| TASK TO COMPLETE |
Using the listing below, report all lines holding the word "profile".

Dataset items:
◇ ◇ ◇ ◇ ◇
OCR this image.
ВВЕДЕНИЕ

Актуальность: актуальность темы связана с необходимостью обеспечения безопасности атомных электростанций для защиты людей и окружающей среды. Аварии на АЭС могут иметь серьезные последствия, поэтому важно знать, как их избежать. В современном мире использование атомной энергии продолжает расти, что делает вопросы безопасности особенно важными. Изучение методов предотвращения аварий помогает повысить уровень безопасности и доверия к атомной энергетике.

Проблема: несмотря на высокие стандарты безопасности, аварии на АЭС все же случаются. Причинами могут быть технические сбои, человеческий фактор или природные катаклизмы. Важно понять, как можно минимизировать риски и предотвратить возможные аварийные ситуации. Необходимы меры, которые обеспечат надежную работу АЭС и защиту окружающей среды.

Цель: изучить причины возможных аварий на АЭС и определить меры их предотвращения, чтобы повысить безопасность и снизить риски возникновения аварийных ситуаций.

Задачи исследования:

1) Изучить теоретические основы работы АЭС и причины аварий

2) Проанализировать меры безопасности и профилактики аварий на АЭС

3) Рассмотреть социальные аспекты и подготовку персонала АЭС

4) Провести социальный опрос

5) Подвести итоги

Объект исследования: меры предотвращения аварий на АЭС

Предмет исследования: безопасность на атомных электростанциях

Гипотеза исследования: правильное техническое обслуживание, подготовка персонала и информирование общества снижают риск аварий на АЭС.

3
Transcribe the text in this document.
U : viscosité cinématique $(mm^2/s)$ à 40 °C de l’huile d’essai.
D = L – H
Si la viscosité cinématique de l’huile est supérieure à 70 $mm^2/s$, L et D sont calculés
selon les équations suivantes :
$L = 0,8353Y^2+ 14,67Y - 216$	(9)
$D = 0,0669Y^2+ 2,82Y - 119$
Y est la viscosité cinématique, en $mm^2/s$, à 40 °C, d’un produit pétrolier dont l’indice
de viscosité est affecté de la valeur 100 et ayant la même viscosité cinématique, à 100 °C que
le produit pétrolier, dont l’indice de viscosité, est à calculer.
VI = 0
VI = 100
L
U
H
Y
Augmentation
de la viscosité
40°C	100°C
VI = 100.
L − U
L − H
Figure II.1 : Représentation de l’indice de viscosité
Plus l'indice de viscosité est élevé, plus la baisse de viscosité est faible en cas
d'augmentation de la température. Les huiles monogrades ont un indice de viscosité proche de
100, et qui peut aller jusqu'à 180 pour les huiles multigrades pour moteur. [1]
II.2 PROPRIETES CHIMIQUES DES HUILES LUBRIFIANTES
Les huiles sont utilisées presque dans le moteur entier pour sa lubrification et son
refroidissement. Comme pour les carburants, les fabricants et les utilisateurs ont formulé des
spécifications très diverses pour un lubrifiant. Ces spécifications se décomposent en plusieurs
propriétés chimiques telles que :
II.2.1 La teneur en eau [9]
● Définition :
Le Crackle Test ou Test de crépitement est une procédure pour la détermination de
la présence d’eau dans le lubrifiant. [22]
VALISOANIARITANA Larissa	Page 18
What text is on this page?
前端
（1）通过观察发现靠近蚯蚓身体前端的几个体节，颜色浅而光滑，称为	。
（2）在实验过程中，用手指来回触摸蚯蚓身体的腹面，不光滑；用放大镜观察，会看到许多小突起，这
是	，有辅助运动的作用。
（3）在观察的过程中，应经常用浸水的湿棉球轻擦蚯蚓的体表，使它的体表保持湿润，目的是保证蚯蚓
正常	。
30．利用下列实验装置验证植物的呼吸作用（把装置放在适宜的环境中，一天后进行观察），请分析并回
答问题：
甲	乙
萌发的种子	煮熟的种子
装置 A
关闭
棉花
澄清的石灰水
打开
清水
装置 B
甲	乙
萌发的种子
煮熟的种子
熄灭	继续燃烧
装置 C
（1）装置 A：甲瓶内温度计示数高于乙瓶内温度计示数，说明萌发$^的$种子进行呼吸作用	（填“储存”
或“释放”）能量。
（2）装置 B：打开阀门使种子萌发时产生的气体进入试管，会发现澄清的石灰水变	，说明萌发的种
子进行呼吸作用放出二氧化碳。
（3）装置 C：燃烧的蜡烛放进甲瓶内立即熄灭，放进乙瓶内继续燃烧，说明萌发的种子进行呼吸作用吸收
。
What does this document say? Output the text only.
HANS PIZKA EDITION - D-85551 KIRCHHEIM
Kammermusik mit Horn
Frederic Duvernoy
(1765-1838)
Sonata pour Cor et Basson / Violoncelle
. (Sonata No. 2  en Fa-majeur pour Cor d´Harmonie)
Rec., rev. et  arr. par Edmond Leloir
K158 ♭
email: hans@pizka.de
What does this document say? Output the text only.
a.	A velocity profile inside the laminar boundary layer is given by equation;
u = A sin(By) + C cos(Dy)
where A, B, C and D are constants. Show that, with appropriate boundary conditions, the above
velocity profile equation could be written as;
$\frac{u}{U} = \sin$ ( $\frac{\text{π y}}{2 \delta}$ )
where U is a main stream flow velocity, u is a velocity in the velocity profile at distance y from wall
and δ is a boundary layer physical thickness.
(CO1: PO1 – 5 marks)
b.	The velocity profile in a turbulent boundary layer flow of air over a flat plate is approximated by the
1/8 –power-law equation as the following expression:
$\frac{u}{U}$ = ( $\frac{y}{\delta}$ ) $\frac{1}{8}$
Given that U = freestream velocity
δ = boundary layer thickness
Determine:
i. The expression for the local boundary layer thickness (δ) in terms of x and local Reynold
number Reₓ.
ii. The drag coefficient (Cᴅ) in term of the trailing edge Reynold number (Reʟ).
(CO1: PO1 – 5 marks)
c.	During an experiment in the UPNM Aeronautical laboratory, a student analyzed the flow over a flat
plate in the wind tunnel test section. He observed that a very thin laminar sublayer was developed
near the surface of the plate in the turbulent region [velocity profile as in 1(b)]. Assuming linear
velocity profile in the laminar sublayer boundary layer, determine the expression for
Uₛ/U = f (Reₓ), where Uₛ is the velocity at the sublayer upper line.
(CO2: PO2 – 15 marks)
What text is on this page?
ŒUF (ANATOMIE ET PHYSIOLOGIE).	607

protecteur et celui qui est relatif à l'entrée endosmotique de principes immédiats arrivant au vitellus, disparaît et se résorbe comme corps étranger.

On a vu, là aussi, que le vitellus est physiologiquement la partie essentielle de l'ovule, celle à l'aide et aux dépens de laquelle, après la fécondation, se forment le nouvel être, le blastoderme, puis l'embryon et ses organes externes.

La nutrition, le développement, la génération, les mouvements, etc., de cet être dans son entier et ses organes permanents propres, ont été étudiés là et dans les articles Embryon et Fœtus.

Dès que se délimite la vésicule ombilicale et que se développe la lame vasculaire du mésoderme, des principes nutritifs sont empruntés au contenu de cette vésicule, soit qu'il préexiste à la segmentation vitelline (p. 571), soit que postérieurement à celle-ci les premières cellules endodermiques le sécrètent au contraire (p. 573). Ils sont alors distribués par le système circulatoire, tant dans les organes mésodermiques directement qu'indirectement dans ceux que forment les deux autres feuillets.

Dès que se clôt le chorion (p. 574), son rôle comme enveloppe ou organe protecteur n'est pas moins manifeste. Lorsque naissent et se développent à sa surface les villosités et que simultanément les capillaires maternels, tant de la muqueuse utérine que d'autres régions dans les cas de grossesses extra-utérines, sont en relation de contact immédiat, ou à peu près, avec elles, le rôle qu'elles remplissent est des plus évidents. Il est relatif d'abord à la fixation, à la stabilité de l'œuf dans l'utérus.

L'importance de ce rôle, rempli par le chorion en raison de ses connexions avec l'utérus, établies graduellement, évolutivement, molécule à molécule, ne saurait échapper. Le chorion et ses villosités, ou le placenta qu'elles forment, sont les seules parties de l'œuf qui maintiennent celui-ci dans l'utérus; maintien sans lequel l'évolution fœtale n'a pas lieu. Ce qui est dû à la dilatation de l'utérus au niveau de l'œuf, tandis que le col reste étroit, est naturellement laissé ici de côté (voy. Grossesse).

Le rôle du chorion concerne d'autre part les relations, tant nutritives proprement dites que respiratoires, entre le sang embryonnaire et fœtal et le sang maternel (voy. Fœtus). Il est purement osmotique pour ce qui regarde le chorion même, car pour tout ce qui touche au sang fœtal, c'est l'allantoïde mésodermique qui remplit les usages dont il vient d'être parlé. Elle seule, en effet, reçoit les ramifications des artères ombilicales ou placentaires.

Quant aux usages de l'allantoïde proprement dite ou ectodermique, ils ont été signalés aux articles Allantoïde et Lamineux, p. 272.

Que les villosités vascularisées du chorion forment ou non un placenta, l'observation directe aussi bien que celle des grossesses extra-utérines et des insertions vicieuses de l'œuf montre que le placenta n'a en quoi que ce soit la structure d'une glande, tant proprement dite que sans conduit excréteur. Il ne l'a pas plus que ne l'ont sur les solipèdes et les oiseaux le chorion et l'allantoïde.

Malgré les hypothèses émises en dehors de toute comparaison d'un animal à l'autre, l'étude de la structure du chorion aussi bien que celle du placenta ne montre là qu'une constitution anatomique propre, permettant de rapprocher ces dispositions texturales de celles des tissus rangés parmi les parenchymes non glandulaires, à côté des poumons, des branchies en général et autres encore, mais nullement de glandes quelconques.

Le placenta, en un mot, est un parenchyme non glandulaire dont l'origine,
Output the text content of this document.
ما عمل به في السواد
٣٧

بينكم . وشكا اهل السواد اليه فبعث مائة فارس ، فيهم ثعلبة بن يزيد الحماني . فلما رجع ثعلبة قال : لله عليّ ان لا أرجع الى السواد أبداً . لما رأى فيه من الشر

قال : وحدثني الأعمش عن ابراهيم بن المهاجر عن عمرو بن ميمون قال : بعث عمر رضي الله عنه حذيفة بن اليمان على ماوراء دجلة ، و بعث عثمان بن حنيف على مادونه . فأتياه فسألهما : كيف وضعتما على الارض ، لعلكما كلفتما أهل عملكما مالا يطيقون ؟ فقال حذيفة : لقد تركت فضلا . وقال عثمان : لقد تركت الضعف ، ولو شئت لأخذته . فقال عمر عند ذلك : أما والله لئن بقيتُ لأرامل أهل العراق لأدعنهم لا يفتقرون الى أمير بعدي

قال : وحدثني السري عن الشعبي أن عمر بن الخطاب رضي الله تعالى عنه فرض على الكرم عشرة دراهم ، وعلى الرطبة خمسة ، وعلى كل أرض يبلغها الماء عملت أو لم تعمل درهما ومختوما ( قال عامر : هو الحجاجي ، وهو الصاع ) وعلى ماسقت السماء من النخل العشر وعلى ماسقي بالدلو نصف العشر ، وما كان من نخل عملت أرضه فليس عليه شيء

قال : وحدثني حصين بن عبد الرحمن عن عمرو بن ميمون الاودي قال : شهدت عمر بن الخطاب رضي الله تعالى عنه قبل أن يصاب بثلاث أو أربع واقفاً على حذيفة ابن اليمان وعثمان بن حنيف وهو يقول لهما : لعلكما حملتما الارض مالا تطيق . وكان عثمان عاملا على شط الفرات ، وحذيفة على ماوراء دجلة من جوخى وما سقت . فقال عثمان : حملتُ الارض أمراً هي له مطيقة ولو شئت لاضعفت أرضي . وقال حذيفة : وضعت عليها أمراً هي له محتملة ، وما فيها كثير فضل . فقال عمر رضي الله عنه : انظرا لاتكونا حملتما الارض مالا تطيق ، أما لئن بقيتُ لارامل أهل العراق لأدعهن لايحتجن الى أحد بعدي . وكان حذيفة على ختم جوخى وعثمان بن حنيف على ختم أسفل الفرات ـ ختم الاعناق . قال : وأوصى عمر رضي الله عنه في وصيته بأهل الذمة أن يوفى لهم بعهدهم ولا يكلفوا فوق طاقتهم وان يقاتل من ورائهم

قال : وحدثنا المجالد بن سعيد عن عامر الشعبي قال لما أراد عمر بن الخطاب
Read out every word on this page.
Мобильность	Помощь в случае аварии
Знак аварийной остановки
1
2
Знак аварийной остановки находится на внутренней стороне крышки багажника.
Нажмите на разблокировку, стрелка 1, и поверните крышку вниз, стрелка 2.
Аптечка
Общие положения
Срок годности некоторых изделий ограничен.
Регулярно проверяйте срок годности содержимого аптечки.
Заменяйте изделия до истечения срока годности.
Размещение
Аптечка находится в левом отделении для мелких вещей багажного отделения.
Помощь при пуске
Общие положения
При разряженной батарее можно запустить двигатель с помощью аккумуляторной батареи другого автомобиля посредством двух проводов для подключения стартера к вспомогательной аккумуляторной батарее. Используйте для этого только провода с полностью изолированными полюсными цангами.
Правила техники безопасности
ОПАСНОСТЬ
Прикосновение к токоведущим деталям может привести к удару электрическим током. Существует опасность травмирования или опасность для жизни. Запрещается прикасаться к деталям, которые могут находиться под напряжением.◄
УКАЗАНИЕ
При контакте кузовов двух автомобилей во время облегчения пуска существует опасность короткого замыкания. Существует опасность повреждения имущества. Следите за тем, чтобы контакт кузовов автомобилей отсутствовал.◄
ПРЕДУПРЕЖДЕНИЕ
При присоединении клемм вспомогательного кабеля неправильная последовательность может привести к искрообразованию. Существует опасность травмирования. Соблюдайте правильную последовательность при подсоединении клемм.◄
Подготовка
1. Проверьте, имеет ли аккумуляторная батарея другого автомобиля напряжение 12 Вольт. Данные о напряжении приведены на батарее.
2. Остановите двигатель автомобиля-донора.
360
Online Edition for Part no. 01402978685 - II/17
◇ ◇ ◇ ◇ ◇
| OUTPUT BELOW |
a.	A velocity profile inside the laminar boundary layer is given by equation;
velocity profile equation could be written as;
where U is a main stream flow velocity, u is a velocity in the velocity profile at distance y from wall
b.	The velocity profile in a turbulent boundary layer flow of air over a flat plate is approximated by the
near the surface of the plate in the turbulent region [velocity profile as in 1(b)]. Assuming linear
velocity profile in the laminar sublayer boundary layer, determine the expression for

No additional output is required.